## Fragmento del documento
Montevidex: La hora de los hordos

Por Gerardo Sotelo. Para Arturo Pérez-Reverte, escritor y miembro de la Real Academia Española, “estamos siendo gilipollas por encima de nuestras posibilidades”.

Esta vez, la filosa pluma del académico reaccionó frente a un comentario de Margarita Sánchez Romero, profesora de Prehistoria y Arqueología de la Universidad de Granada y ex directora del Instituto Universitario de Estudios de las Mujeres de la institución, para quien “el que inventó la historia de Adán y Eva es muy machista”.

El diccionario que edita la Real Academia establece que el gilipollas es alguien necio o estúpido, no sin antes aclarar que se trata de una palabra malsonante; esto es, y según la misma fuente, “que ofende al pudor, al buen gusto o a la religiosidad”.

Si una académica de la trayectoria de Sánchez Romero no aprendió ya, con Lucien Febvre, que el pecado más imperdonable que puede cometer un historiador es el anacronismo, es difícil que vaya a aprenderlo en algún momento. El problema es el cúmulo de necios y estúpidos de ambos géneros que van a repetir sus majaderías como si se tratara de una verdad científica.

## Extractos del conjunto de datos

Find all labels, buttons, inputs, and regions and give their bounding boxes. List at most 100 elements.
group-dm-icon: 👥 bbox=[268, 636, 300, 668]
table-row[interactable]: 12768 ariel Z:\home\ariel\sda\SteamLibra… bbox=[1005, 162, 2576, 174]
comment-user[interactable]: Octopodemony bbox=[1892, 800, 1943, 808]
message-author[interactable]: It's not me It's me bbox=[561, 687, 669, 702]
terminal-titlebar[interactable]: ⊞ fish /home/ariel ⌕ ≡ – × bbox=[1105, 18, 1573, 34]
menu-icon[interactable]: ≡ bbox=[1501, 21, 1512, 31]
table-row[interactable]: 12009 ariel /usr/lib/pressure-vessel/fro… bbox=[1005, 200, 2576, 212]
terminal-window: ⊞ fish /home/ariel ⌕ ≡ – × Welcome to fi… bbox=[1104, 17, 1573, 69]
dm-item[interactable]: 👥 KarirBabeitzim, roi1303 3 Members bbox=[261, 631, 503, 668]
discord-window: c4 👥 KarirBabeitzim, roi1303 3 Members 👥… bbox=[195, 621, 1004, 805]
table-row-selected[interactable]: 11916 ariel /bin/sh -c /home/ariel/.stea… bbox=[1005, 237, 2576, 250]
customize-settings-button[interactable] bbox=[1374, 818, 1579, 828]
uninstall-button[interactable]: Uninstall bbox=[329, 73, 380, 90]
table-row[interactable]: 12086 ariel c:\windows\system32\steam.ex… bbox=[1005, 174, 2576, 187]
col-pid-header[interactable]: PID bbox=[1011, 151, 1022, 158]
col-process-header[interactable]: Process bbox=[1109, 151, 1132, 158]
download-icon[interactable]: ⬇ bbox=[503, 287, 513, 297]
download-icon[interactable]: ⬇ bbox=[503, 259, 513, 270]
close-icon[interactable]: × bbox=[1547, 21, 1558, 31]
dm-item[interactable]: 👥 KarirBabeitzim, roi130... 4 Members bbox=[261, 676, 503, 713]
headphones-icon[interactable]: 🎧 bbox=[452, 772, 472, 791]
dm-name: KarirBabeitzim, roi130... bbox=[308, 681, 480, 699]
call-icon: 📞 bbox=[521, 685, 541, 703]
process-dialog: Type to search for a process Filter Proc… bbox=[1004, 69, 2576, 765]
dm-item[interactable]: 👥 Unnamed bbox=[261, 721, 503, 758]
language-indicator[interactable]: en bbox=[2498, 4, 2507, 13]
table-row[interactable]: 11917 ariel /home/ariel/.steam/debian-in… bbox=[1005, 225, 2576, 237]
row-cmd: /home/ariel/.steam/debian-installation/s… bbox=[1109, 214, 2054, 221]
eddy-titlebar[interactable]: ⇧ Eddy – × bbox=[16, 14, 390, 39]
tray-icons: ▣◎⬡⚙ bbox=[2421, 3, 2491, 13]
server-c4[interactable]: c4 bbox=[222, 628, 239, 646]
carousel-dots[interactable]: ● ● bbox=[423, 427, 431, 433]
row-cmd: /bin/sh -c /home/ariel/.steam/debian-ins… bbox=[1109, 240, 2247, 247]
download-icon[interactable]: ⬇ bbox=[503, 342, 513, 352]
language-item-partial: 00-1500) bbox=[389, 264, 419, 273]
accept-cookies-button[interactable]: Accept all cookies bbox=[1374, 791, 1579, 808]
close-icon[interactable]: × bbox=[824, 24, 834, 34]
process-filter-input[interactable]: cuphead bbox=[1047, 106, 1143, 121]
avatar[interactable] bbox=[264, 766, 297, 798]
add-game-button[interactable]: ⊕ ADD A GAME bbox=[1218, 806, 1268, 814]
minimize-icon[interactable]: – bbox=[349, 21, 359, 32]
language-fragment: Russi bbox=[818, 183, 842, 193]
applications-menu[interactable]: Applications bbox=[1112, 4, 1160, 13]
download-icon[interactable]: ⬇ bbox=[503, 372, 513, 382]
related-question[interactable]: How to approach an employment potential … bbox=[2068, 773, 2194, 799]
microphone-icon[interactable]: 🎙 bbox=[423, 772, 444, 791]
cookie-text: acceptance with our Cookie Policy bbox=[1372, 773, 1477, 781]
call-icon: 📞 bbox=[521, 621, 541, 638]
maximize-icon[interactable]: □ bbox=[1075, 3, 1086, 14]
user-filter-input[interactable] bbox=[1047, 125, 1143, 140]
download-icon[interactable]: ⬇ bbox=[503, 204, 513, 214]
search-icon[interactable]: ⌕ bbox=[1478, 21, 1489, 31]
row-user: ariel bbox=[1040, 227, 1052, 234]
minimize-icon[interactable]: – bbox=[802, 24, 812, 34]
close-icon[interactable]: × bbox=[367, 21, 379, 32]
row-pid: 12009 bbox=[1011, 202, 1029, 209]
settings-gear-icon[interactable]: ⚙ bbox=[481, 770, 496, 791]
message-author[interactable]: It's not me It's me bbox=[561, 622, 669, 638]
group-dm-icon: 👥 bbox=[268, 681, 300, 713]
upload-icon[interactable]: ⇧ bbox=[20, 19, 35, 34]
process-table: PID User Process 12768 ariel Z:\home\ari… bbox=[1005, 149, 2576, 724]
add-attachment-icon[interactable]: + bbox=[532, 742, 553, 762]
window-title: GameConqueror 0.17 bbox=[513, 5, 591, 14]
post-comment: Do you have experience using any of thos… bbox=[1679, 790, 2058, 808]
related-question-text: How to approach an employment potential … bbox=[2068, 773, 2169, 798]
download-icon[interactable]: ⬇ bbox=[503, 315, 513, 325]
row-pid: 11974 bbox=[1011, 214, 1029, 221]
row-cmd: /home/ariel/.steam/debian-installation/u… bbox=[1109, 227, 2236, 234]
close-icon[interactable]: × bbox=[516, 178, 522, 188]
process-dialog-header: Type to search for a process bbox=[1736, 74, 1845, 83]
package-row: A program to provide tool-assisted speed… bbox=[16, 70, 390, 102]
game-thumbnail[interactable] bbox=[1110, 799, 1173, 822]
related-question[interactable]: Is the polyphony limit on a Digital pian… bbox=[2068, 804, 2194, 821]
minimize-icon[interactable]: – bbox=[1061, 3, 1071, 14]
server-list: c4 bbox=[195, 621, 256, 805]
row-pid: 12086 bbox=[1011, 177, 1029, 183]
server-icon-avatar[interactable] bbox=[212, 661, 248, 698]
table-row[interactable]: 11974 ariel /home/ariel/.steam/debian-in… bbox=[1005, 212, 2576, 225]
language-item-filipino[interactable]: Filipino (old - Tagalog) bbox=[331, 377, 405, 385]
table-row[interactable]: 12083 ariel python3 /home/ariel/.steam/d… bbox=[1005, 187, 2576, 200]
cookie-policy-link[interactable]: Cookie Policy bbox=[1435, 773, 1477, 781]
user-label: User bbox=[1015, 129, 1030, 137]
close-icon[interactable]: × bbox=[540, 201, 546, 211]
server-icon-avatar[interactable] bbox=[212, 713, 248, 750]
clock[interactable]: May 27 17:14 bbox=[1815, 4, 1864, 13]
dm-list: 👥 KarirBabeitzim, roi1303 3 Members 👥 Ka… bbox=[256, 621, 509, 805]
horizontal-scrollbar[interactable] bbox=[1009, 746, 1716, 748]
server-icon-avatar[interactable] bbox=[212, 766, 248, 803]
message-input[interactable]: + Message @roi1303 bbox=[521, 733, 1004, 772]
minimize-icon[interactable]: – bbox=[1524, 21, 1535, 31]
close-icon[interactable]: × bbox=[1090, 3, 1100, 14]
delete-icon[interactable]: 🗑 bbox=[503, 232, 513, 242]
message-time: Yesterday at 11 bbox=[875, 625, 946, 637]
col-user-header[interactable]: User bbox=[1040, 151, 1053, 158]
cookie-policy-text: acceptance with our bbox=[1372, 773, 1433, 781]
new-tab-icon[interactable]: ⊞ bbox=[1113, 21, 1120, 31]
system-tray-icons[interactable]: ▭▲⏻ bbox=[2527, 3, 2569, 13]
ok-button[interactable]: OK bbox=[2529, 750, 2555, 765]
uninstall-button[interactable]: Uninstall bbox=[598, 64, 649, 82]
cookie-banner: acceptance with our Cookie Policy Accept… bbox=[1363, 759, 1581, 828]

## Qué hacer
Prolonga la columna sobre la frase de Adán y Eva y el anacronismo a partir de su última oración. El listado procede de otra fuente.

## Respuesta
Pero en eso de ser “gilipollas por encima de nuestras posibilidades” los uruguayos no le vamos en zaga a los españoles. La Junta Departamental de Montevideo considerará la propuesta de cambiar el nombre de la Defensoría del Vecino de Montevideo para “ajustarla a la perspectiva de género”. Puesto que tal asunto es “uno de los ejes fundamentales” de su actuación (no así los de garantizar una vida libre de basurales, un transporte público eficaz y barato, o alguna otra antigualla por el estilo), a alguien se le ocurrió que la gilipollez tenía que llegar incluso a la modificación del nombre.

Estamos ante un asunto capital: la estupidez colectiva, una vez que se oficializa, termina intentando domesticar el lenguaje, el reducto más íntimo del ser humano, de modo que nada ni nadie escape a su imperio. Como la misión es noble, la horda de gilipollas no reconoce límites razonables más allá de sus propios deseos. Los cambios en el nombre de calles, plazas, oficinas públicas e incluso ciudades, suelen tener detrás una horda (u hordo) de necios más o menos beligerantes.

¿Qué podemos reprocharle a nuestra gilipollada tercermundista cuando una académica española lee el relato de Adán y Eva y la única interpretación que se le ocurre es decir que su autor es “muy machista”? ¿Qué podríamos sugerirle que sea capaz de entender, sin que su cerebro se precipite en adoquín? Es evidente que aquel que solo tiene un martillo se convence fácilmente de que todos los problemas son un clavo. De modo que sólo cabe esperar que el pensamiento aborregado vuele libre como los pájaros y pájaras.

Por eso resulta extraordinariamente importante reflexionar sobre los planes de aquellos que quieren controlar y manipular el idioma, con fines de apariencia tan noble como la lucha contra la discriminación y la inclusión de género.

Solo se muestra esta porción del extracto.